Locate every line in the material below that has the word "Clear". Copy each of those lines.

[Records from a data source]
########################################

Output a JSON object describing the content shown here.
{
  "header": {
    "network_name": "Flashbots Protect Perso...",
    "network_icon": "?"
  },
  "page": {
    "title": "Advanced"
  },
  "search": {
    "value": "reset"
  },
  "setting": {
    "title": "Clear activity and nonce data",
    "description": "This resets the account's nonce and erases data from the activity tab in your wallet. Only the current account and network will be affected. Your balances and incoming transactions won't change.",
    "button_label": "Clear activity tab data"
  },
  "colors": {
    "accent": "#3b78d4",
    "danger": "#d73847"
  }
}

########################################

▶ FINISHED ANSWER:
    "title": "Clear activity and nonce data",
    "button_label": "Clear activity tab data"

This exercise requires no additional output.